Data for this exercise:
★ ★ ★ ★

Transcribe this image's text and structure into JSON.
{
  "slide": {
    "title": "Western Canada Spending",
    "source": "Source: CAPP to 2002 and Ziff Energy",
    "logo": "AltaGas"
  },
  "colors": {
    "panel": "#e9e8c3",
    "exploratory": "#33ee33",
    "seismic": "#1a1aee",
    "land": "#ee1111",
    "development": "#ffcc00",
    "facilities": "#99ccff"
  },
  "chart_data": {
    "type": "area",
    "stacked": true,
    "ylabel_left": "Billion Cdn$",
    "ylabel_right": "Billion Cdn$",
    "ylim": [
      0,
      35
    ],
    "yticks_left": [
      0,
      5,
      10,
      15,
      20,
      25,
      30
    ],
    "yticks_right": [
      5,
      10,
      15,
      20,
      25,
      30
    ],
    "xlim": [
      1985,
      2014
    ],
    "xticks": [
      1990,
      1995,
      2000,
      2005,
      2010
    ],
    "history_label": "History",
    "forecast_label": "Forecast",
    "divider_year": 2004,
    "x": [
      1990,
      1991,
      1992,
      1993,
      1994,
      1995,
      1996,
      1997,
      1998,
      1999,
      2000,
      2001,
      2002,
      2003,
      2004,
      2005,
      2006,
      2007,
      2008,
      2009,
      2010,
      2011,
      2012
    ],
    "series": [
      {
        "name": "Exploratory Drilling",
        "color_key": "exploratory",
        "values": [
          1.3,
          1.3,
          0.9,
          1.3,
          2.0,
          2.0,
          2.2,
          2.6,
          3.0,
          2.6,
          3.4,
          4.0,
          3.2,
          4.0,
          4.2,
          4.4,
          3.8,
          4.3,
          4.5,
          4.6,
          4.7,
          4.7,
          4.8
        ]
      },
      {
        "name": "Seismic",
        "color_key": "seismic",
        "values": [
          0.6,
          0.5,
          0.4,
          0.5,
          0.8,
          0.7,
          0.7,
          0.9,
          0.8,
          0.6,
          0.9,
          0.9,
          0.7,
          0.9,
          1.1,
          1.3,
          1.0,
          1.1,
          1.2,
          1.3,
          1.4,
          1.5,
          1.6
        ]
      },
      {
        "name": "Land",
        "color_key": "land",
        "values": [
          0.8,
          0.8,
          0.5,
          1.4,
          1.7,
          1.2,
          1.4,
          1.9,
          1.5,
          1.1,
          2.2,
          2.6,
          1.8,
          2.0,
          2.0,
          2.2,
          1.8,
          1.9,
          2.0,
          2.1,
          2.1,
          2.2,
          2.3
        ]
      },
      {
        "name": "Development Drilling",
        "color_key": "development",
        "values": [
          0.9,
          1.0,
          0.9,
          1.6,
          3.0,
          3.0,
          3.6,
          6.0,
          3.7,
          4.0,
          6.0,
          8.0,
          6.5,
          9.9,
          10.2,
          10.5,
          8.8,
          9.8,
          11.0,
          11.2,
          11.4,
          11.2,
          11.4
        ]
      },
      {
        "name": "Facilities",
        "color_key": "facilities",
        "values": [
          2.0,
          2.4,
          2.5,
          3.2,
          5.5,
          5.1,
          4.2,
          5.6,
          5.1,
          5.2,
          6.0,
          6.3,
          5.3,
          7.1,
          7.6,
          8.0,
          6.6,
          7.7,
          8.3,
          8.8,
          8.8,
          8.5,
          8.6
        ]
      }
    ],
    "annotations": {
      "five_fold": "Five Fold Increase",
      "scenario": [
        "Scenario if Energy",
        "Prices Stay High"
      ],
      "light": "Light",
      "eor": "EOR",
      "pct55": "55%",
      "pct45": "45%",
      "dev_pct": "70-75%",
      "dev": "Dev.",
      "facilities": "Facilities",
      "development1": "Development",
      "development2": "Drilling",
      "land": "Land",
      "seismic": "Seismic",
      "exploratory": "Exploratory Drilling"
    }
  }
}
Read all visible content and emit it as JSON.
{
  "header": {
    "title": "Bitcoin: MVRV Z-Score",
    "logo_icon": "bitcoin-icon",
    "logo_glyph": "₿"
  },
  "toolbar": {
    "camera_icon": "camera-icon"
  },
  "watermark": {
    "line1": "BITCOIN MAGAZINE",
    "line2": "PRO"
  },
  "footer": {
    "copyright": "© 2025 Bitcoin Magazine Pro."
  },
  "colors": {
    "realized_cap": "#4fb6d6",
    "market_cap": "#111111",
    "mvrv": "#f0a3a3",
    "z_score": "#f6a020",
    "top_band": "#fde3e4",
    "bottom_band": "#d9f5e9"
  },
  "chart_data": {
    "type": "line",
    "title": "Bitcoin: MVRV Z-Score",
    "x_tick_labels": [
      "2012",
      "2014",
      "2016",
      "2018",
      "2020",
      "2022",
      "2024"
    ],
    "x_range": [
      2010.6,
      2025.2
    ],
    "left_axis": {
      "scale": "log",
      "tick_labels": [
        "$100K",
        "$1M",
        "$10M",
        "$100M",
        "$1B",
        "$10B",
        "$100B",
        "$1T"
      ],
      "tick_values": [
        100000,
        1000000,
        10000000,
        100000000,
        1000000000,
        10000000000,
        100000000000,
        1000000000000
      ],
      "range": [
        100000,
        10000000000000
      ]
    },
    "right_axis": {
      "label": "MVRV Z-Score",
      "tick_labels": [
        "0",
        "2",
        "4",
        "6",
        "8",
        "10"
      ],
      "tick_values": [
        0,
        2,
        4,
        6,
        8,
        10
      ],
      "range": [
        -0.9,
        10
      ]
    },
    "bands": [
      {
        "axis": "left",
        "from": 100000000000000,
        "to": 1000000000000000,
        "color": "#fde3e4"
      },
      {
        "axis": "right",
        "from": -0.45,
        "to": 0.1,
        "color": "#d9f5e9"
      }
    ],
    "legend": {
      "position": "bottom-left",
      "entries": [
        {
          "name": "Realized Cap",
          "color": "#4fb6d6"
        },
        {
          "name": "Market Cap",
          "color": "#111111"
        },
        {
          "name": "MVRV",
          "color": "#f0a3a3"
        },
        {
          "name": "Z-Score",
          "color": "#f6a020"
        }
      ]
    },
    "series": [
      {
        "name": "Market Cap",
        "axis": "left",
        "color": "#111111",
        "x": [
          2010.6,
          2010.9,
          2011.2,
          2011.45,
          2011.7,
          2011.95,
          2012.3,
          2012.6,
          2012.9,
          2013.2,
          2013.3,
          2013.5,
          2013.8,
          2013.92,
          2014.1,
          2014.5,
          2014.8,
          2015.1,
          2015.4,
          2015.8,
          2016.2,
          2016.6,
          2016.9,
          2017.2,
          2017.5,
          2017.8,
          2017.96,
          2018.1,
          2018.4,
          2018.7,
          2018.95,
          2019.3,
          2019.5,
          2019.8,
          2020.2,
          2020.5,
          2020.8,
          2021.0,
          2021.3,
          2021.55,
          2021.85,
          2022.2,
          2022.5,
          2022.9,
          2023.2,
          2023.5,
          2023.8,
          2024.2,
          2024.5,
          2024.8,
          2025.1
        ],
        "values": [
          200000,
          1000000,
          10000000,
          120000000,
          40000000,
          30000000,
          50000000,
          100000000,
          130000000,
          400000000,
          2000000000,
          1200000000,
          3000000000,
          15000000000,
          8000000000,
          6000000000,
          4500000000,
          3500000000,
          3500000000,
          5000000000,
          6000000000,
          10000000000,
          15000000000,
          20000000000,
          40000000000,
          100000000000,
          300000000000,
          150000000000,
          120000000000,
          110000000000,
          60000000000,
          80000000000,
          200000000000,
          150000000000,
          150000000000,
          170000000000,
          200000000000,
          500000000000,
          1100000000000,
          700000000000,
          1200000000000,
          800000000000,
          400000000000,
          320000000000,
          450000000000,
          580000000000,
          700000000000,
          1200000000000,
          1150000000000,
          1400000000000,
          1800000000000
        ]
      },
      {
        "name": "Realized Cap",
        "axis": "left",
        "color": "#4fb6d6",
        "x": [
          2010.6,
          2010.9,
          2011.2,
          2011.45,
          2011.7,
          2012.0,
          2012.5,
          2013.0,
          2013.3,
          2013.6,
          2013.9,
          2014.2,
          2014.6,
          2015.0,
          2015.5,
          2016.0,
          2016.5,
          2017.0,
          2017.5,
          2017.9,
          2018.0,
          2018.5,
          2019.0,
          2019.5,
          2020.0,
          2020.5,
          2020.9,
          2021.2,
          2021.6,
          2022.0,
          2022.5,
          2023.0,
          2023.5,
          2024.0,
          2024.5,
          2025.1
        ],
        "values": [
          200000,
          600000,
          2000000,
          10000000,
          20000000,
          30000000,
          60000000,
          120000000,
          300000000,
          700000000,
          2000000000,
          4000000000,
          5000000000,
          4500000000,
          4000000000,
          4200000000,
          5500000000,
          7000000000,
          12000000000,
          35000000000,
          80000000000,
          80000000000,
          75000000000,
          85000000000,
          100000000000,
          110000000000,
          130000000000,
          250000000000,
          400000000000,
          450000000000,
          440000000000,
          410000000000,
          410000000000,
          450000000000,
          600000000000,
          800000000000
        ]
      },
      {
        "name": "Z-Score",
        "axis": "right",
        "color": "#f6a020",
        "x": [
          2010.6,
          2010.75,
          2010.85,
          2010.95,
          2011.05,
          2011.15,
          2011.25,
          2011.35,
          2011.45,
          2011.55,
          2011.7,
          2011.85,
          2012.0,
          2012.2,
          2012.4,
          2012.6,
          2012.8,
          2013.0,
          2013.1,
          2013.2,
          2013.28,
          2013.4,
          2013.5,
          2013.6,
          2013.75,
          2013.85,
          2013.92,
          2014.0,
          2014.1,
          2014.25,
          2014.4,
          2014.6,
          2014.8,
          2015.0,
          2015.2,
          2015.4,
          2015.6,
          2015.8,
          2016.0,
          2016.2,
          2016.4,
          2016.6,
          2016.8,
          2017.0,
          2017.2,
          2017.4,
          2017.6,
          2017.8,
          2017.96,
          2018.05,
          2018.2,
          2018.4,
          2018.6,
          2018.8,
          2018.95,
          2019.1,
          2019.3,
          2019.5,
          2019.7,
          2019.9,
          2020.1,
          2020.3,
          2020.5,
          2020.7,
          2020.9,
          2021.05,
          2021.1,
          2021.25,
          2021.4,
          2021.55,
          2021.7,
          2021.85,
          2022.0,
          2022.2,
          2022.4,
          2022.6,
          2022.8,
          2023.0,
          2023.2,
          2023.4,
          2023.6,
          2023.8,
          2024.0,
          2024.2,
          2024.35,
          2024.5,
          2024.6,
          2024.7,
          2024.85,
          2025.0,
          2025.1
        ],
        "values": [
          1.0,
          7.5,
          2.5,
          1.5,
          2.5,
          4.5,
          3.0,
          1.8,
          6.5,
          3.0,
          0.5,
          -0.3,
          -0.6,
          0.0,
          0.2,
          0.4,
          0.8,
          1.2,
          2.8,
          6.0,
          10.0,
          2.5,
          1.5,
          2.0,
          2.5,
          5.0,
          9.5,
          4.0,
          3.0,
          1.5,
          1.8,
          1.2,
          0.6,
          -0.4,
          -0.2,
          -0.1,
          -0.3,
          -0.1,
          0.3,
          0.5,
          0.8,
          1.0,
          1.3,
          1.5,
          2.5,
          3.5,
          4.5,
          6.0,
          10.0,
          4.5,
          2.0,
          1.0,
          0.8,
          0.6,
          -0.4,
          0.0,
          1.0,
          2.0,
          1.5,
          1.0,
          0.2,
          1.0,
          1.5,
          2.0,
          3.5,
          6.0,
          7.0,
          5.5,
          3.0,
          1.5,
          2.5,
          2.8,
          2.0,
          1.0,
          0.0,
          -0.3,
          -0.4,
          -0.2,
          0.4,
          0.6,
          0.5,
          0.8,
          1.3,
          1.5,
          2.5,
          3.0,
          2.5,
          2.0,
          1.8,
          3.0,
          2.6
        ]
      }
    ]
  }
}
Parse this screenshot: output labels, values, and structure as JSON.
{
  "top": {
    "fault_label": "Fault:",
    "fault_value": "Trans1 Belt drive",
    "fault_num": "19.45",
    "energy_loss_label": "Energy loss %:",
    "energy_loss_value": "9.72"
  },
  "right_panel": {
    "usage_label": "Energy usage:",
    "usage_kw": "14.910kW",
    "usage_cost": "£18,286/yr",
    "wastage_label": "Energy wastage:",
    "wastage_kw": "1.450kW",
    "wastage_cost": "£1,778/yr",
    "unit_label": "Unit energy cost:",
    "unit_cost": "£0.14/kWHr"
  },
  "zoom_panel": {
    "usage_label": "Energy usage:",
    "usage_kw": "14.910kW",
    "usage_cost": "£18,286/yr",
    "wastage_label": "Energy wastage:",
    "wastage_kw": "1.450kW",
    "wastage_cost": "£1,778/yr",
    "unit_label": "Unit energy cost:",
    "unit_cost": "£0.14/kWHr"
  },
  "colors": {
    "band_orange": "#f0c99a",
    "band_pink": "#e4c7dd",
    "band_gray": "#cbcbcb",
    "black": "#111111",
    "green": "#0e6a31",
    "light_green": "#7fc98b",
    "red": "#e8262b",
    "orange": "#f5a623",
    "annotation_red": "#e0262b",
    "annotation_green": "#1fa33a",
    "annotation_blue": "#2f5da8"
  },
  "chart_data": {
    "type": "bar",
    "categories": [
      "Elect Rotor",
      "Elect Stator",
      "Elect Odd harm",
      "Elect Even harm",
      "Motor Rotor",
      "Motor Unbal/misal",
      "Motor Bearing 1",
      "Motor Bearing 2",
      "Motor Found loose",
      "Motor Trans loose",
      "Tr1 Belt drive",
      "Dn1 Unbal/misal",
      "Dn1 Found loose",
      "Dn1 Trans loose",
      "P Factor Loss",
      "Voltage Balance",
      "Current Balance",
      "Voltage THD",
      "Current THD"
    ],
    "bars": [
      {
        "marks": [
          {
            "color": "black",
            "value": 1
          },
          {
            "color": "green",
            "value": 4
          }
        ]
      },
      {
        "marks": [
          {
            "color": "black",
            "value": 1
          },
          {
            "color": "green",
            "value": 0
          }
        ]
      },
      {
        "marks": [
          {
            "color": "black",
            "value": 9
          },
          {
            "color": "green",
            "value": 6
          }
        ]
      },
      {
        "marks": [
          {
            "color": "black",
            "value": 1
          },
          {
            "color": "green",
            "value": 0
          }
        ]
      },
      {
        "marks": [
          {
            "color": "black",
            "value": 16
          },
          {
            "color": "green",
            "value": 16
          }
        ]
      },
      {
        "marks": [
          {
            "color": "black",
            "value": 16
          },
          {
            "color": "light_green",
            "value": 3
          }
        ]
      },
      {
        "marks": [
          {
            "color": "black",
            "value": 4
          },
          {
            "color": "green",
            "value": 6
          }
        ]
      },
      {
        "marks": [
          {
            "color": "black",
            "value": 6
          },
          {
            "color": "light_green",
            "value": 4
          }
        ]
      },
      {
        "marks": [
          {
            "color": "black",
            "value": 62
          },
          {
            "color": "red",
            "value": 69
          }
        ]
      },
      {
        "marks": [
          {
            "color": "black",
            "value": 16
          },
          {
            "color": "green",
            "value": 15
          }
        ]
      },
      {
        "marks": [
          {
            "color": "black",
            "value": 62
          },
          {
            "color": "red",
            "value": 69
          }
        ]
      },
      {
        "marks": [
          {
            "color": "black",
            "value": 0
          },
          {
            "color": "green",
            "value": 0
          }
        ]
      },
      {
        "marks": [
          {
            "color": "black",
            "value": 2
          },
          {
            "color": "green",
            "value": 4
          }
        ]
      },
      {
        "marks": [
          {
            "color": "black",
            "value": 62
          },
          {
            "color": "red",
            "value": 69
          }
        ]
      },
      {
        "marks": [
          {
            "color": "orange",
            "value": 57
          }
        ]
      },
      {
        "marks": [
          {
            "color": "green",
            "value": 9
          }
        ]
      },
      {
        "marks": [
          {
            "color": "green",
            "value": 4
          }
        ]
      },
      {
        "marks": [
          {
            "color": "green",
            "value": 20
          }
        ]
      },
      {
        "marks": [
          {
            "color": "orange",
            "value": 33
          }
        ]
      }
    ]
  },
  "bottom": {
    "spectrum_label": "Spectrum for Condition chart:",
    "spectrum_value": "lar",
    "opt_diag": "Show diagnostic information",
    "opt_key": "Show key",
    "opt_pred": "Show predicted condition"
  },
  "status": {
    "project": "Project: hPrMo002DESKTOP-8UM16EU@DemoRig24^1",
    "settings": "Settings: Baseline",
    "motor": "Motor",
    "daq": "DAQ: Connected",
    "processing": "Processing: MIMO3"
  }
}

★ ★ ★ ★

Task statement: Report how many lines above hold the string "Show", giving nothing but the number.

Response: 3